TASK STATEMENT >> Write the data out again, character for character, with no images.

* Start RECORDS FOR PROCESSING *

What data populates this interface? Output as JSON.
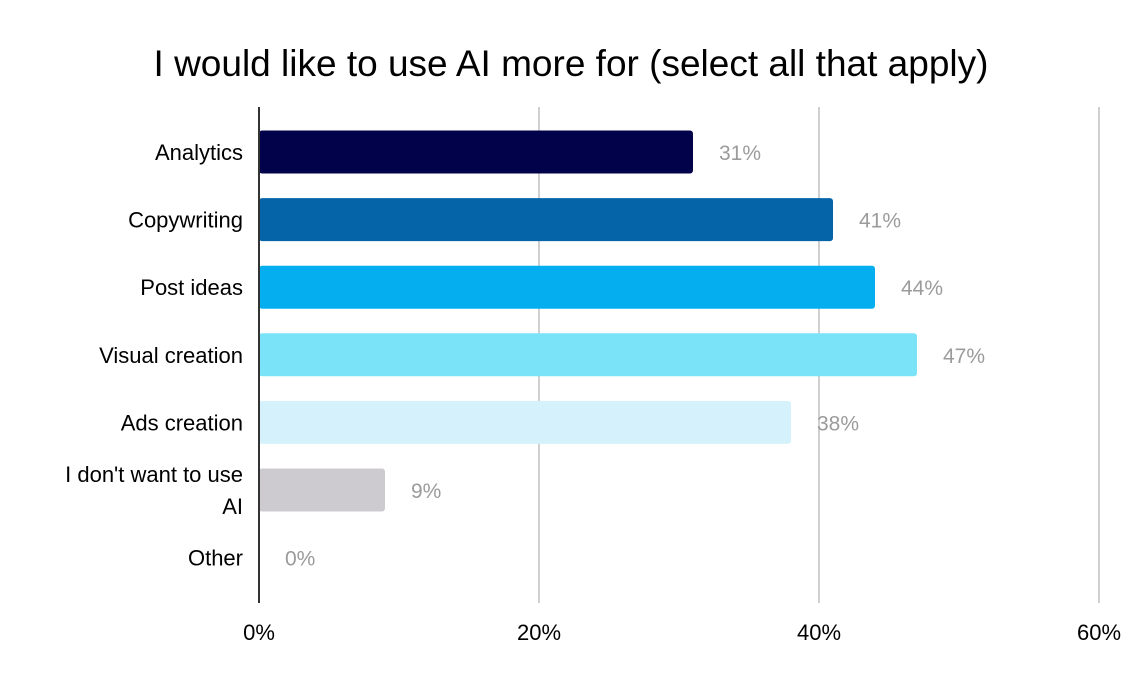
{
  "chart_data": {
    "type": "bar",
    "orientation": "horizontal",
    "title": "I would like to use AI more for (select all that apply)",
    "xlabel": "",
    "ylabel": "",
    "categories": [
      [
        "Analytics"
      ],
      [
        "Copywriting"
      ],
      [
        "Post ideas"
      ],
      [
        "Visual creation"
      ],
      [
        "Ads creation"
      ],
      [
        "I don't want to use",
        "AI"
      ],
      [
        "Other"
      ]
    ],
    "values": [
      31,
      41,
      44,
      47,
      38,
      9,
      0
    ],
    "value_labels": [
      "31%",
      "41%",
      "44%",
      "47%",
      "38%",
      "9%",
      "0%"
    ],
    "bar_colors": [
      "#02024a",
      "#0564a7",
      "#05aeef",
      "#7ae3f8",
      "#d5f2fc",
      "#cdcbcf",
      "#cccccc"
    ],
    "xlim": [
      0,
      60
    ],
    "xticks": [
      0,
      20,
      40,
      60
    ],
    "xtick_labels": [
      "0%",
      "20%",
      "40%",
      "60%"
    ],
    "grid": true,
    "legend": "none"
  }
}
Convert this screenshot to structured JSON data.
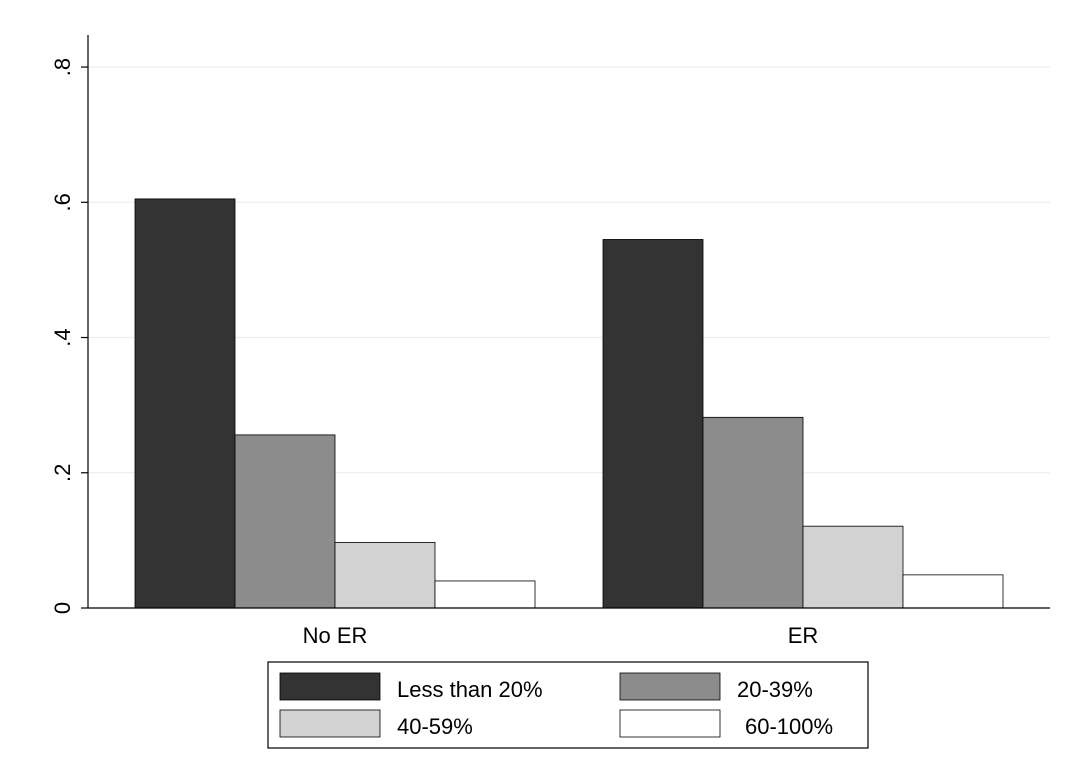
{
  "chart_data": {
    "type": "bar",
    "categories": [
      "No ER",
      "ER"
    ],
    "series": [
      {
        "name": "Less than 20%",
        "values": [
          0.605,
          0.545
        ],
        "color": "#333333"
      },
      {
        "name": "20-39%",
        "values": [
          0.256,
          0.282
        ],
        "color": "#8c8c8c"
      },
      {
        "name": "40-59%",
        "values": [
          0.097,
          0.121
        ],
        "color": "#d2d2d2"
      },
      {
        "name": "60-100%",
        "values": [
          0.04,
          0.049
        ],
        "color": "#ffffff"
      }
    ],
    "yticks": [
      0,
      0.2,
      0.4,
      0.6,
      0.8
    ],
    "ytick_labels": [
      "0",
      ".2",
      ".4",
      ".6",
      ".8"
    ],
    "ylim": [
      0,
      0.84
    ],
    "grid": true,
    "legend_position": "bottom",
    "title": "",
    "xlabel": "",
    "ylabel": ""
  }
}
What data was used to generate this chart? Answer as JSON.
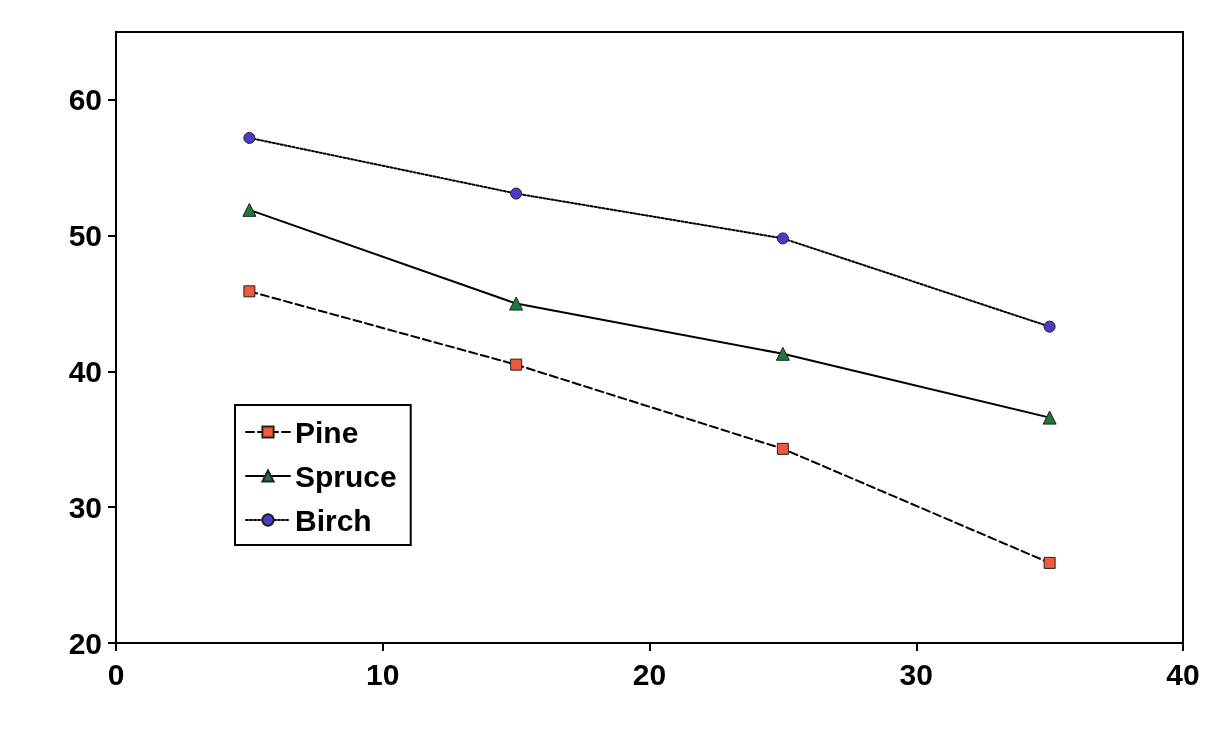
{
  "chart_data": {
    "type": "line",
    "x": [
      5,
      15,
      25,
      35
    ],
    "series": [
      {
        "name": "Pine",
        "color": "#f05a3c",
        "values": [
          45.9,
          40.5,
          34.3,
          25.9
        ],
        "marker": "square",
        "line_style": "dashed"
      },
      {
        "name": "Spruce",
        "color": "#1e7a3c",
        "values": [
          51.9,
          45.0,
          41.3,
          36.6
        ],
        "marker": "triangle",
        "line_style": "solid"
      },
      {
        "name": "Birch",
        "color": "#4a3cc8",
        "values": [
          57.2,
          53.1,
          49.8,
          43.3
        ],
        "marker": "circle",
        "line_style": "dotted"
      }
    ],
    "xlim": [
      0,
      40
    ],
    "xticks": [
      0,
      10,
      20,
      30,
      40
    ],
    "ylim": [
      20,
      65
    ],
    "yticks": [
      20,
      30,
      40,
      50,
      60
    ],
    "grid": false,
    "legend": "bottom left"
  }
}
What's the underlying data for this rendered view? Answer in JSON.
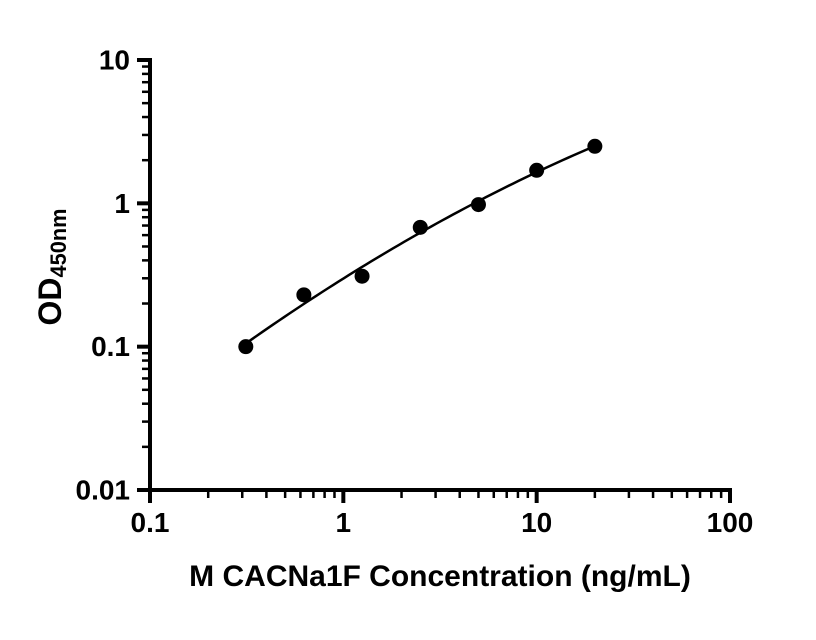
{
  "chart_data": {
    "type": "scatter",
    "x": [
      0.313,
      0.625,
      1.25,
      2.5,
      5,
      10,
      20
    ],
    "y": [
      0.1,
      0.23,
      0.31,
      0.68,
      0.98,
      1.7,
      2.5
    ],
    "xlabel": "M CACNa1F Concentration (ng/mL)",
    "ylabel": "OD",
    "ylabel_subscript": "450nm",
    "xscale": "log",
    "yscale": "log",
    "xlim": [
      0.1,
      100
    ],
    "ylim": [
      0.01,
      10
    ],
    "x_ticks": [
      0.1,
      1,
      10,
      100
    ],
    "x_tick_labels": [
      "0.1",
      "1",
      "10",
      "100"
    ],
    "y_ticks": [
      0.01,
      0.1,
      1,
      10
    ],
    "y_tick_labels": [
      "0.01",
      "0.1",
      "1",
      "10"
    ],
    "grid": false,
    "legend_position": "none",
    "fit_curve": "smooth quadratic fit in log-log space through standard points",
    "marker_color": "#000000",
    "line_color": "#000000",
    "axis_color": "#000000",
    "background_color": "#ffffff"
  }
}
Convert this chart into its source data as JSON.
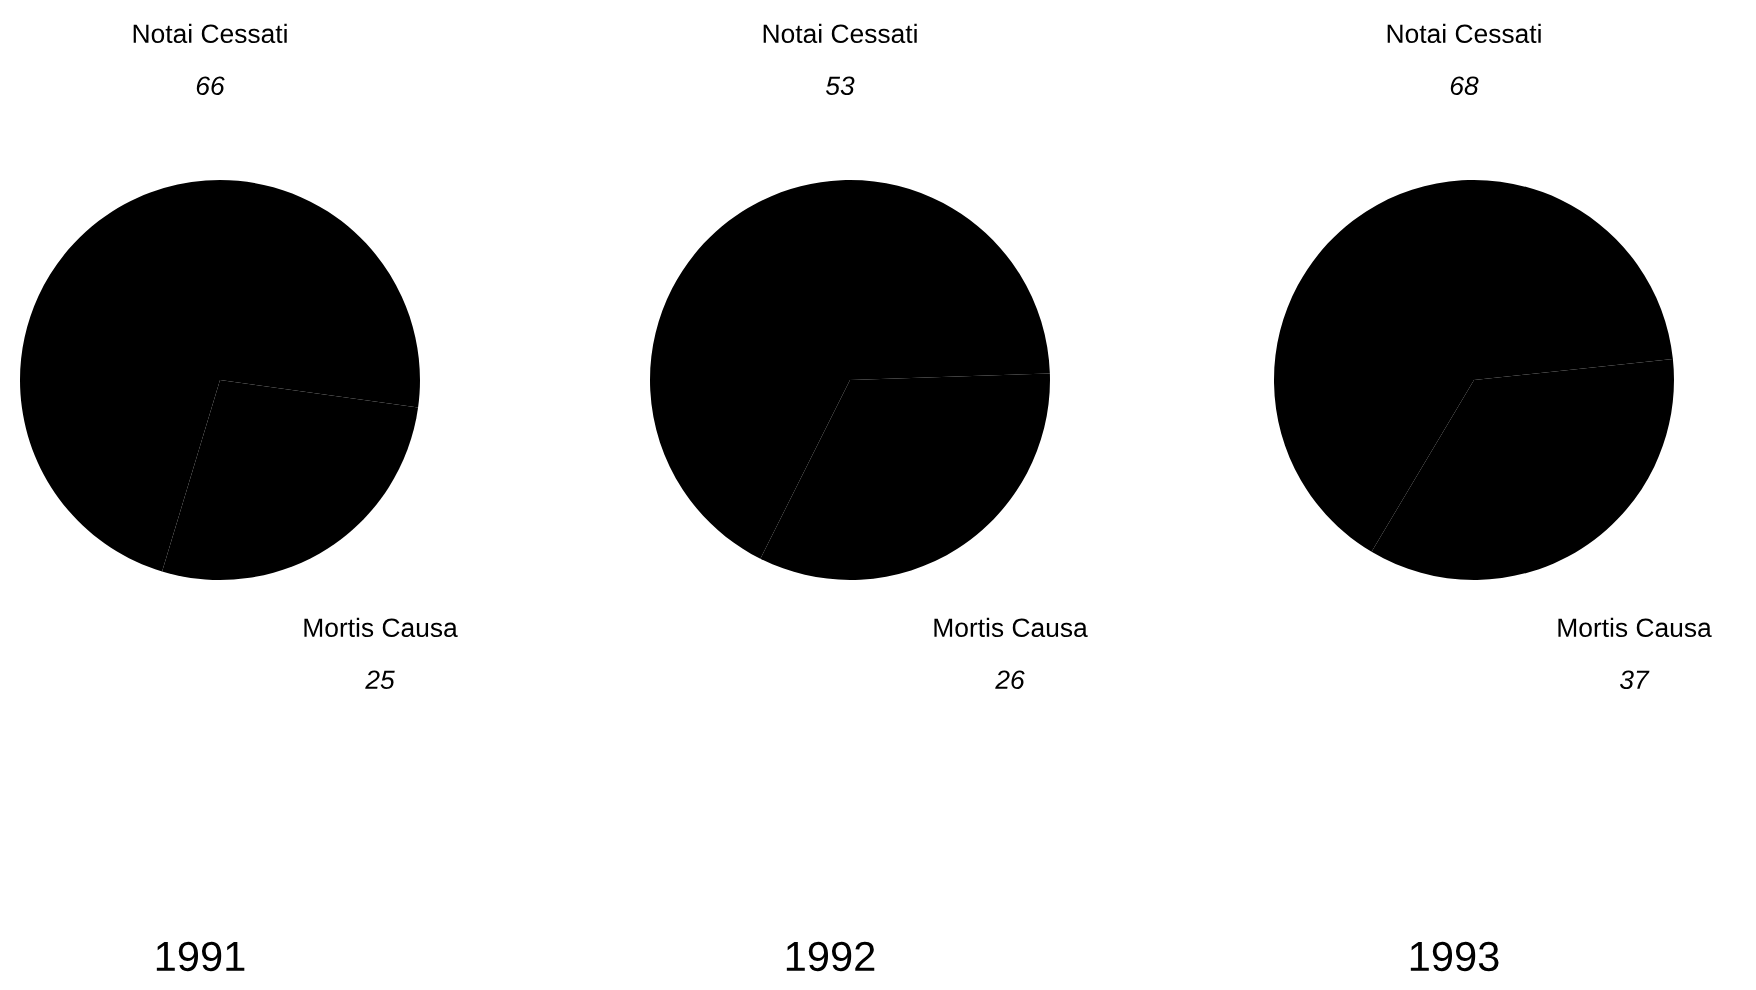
{
  "chart_data": [
    {
      "type": "pie",
      "title": "1991",
      "categories": [
        "Notai Cessati",
        "Mortis Causa"
      ],
      "values": [
        66,
        25
      ],
      "colors": [
        "#000000",
        "#000000"
      ],
      "data_labels": true
    },
    {
      "type": "pie",
      "title": "1992",
      "categories": [
        "Notai Cessati",
        "Mortis Causa"
      ],
      "values": [
        53,
        26
      ],
      "colors": [
        "#000000",
        "#000000"
      ],
      "data_labels": true
    },
    {
      "type": "pie",
      "title": "1993",
      "categories": [
        "Notai Cessati",
        "Mortis Causa"
      ],
      "values": [
        68,
        37
      ],
      "colors": [
        "#000000",
        "#000000"
      ],
      "data_labels": true
    }
  ]
}
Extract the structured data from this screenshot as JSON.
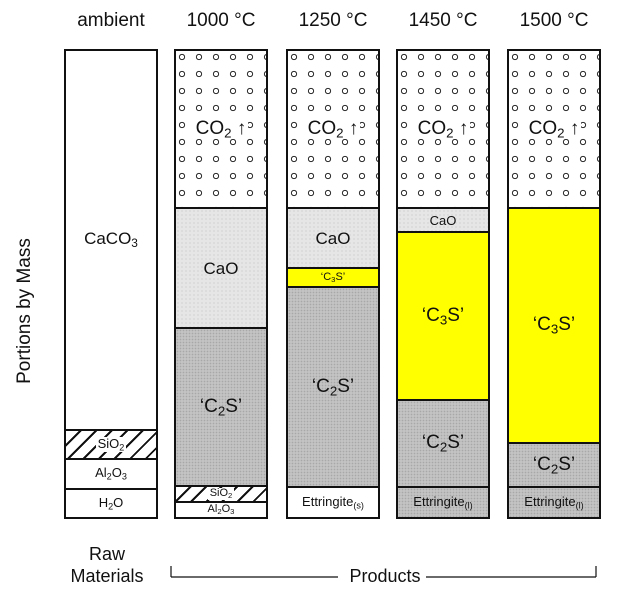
{
  "headers": {
    "ambient": "ambient",
    "t1000": "1000 °C",
    "t1250": "1250 °C",
    "t1450": "1450 °C",
    "t1500": "1500 °C"
  },
  "y_axis_label": "Portions by Mass",
  "footer": {
    "raw_line1": "Raw",
    "raw_line2": "Materials",
    "products": "Products"
  },
  "columns": {
    "raw": {
      "caco3": "CaCO3",
      "sio2": "SiO2",
      "al2o3": "Al2O3",
      "h2o": "H2O"
    },
    "c1000": {
      "co2": "CO2 ↑",
      "cao": "CaO",
      "c2s": "‘C2S’",
      "sio2": "SiO2",
      "al2o3": "Al2O3"
    },
    "c1250": {
      "co2": "CO2 ↑",
      "cao": "CaO",
      "c3s": "‘C3S’",
      "c2s": "‘C2S’",
      "ettringite": "Ettringite(s)"
    },
    "c1450": {
      "co2": "CO2 ↑",
      "cao": "CaO",
      "c3s": "‘C3S’",
      "c2s": "‘C2S’",
      "ettringite": "Ettringite(l)"
    },
    "c1500": {
      "co2": "CO2 ↑",
      "c3s": "‘C3S’",
      "c2s": "‘C2S’",
      "ettringite": "Ettringite(l)"
    }
  },
  "colors": {
    "co2_fill": "#ffffff",
    "cao_fill": "#e6e6e6",
    "c2s_fill": "#c3c3c3",
    "c3s_fill": "#ffff00",
    "border": "#111111"
  }
}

* End RECORDS FOR PROCESSING *

COMPLETED TASK >>
What data populates this interface? Output as JSON.
{
  "chart_data": {
    "type": "bar",
    "orientation": "horizontal",
    "title": "I would like to use AI more for (select all that apply)",
    "xlabel": "",
    "ylabel": "",
    "categories": [
      [
        "Analytics"
      ],
      [
        "Copywriting"
      ],
      [
        "Post ideas"
      ],
      [
        "Visual creation"
      ],
      [
        "Ads creation"
      ],
      [
        "I don't want to use",
        "AI"
      ],
      [
        "Other"
      ]
    ],
    "values": [
      31,
      41,
      44,
      47,
      38,
      9,
      0
    ],
    "value_labels": [
      "31%",
      "41%",
      "44%",
      "47%",
      "38%",
      "9%",
      "0%"
    ],
    "bar_colors": [
      "#02024a",
      "#0564a7",
      "#05aeef",
      "#7ae3f8",
      "#d5f2fc",
      "#cdcbcf",
      "#cccccc"
    ],
    "xlim": [
      0,
      60
    ],
    "xticks": [
      0,
      20,
      40,
      60
    ],
    "xtick_labels": [
      "0%",
      "20%",
      "40%",
      "60%"
    ],
    "grid": true,
    "legend": "none"
  }
}
Convert this screenshot to structured JSON data.
{
  "chart_data": {
    "type": "bar",
    "categories": [
      "No ER",
      "ER"
    ],
    "series": [
      {
        "name": "Less than 20%",
        "values": [
          0.605,
          0.545
        ],
        "color": "#333333"
      },
      {
        "name": "20-39%",
        "values": [
          0.256,
          0.282
        ],
        "color": "#8c8c8c"
      },
      {
        "name": "40-59%",
        "values": [
          0.097,
          0.121
        ],
        "color": "#d2d2d2"
      },
      {
        "name": "60-100%",
        "values": [
          0.04,
          0.049
        ],
        "color": "#ffffff"
      }
    ],
    "yticks": [
      0,
      0.2,
      0.4,
      0.6,
      0.8
    ],
    "ytick_labels": [
      "0",
      ".2",
      ".4",
      ".6",
      ".8"
    ],
    "ylim": [
      0,
      0.84
    ],
    "grid": true,
    "legend_position": "bottom",
    "title": "",
    "xlabel": "",
    "ylabel": ""
  }
}
What data was used to generate this chart? Answer as JSON.
{
  "chart_data": {
    "type": "line",
    "x": [
      5,
      15,
      25,
      35
    ],
    "series": [
      {
        "name": "Pine",
        "color": "#f05a3c",
        "values": [
          45.9,
          40.5,
          34.3,
          25.9
        ],
        "marker": "square",
        "line_style": "dashed"
      },
      {
        "name": "Spruce",
        "color": "#1e7a3c",
        "values": [
          51.9,
          45.0,
          41.3,
          36.6
        ],
        "marker": "triangle",
        "line_style": "solid"
      },
      {
        "name": "Birch",
        "color": "#4a3cc8",
        "values": [
          57.2,
          53.1,
          49.8,
          43.3
        ],
        "marker": "circle",
        "line_style": "dotted"
      }
    ],
    "xlim": [
      0,
      40
    ],
    "xticks": [
      0,
      10,
      20,
      30,
      40
    ],
    "ylim": [
      20,
      65
    ],
    "yticks": [
      20,
      30,
      40,
      50,
      60
    ],
    "grid": false,
    "legend": "bottom left"
  }
}
What's the underlying data for this rendered view? Answer in JSON.
{
  "chart_data": {
    "type": "scatter",
    "x": [
      0.313,
      0.625,
      1.25,
      2.5,
      5,
      10,
      20
    ],
    "y": [
      0.1,
      0.23,
      0.31,
      0.68,
      0.98,
      1.7,
      2.5
    ],
    "xlabel": "M CACNa1F Concentration (ng/mL)",
    "ylabel": "OD",
    "ylabel_subscript": "450nm",
    "xscale": "log",
    "yscale": "log",
    "xlim": [
      0.1,
      100
    ],
    "ylim": [
      0.01,
      10
    ],
    "x_ticks": [
      0.1,
      1,
      10,
      100
    ],
    "x_tick_labels": [
      "0.1",
      "1",
      "10",
      "100"
    ],
    "y_ticks": [
      0.01,
      0.1,
      1,
      10
    ],
    "y_tick_labels": [
      "0.01",
      "0.1",
      "1",
      "10"
    ],
    "grid": false,
    "legend_position": "none",
    "fit_curve": "smooth quadratic fit in log-log space through standard points",
    "marker_color": "#000000",
    "line_color": "#000000",
    "axis_color": "#000000",
    "background_color": "#ffffff"
  }
}
Convert this chart into its source data as JSON.
{
  "chart_data": [
    {
      "type": "pie",
      "title": "1991",
      "categories": [
        "Notai Cessati",
        "Mortis Causa"
      ],
      "values": [
        66,
        25
      ],
      "colors": [
        "#000000",
        "#000000"
      ],
      "data_labels": true
    },
    {
      "type": "pie",
      "title": "1992",
      "categories": [
        "Notai Cessati",
        "Mortis Causa"
      ],
      "values": [
        53,
        26
      ],
      "colors": [
        "#000000",
        "#000000"
      ],
      "data_labels": true
    },
    {
      "type": "pie",
      "title": "1993",
      "categories": [
        "Notai Cessati",
        "Mortis Causa"
      ],
      "values": [
        68,
        37
      ],
      "colors": [
        "#000000",
        "#000000"
      ],
      "data_labels": true
    }
  ]
}
Extract the structured data from this screenshot as JSON.
{
  "headers": {
    "ambient": "ambient",
    "t1000": "1000 °C",
    "t1250": "1250 °C",
    "t1450": "1450 °C",
    "t1500": "1500 °C"
  },
  "y_axis_label": "Portions by Mass",
  "footer": {
    "raw_line1": "Raw",
    "raw_line2": "Materials",
    "products": "Products"
  },
  "columns": {
    "raw": {
      "caco3": "CaCO3",
      "sio2": "SiO2",
      "al2o3": "Al2O3",
      "h2o": "H2O"
    },
    "c1000": {
      "co2": "CO2 ↑",
      "cao": "CaO",
      "c2s": "‘C2S’",
      "sio2": "SiO2",
      "al2o3": "Al2O3"
    },
    "c1250": {
      "co2": "CO2 ↑",
      "cao": "CaO",
      "c3s": "‘C3S’",
      "c2s": "‘C2S’",
      "ettringite": "Ettringite(s)"
    },
    "c1450": {
      "co2": "CO2 ↑",
      "cao": "CaO",
      "c3s": "‘C3S’",
      "c2s": "‘C2S’",
      "ettringite": "Ettringite(l)"
    },
    "c1500": {
      "co2": "CO2 ↑",
      "c3s": "‘C3S’",
      "c2s": "‘C2S’",
      "ettringite": "Ettringite(l)"
    }
  },
  "colors": {
    "co2_fill": "#ffffff",
    "cao_fill": "#e6e6e6",
    "c2s_fill": "#c3c3c3",
    "c3s_fill": "#ffff00",
    "border": "#111111"
  }
}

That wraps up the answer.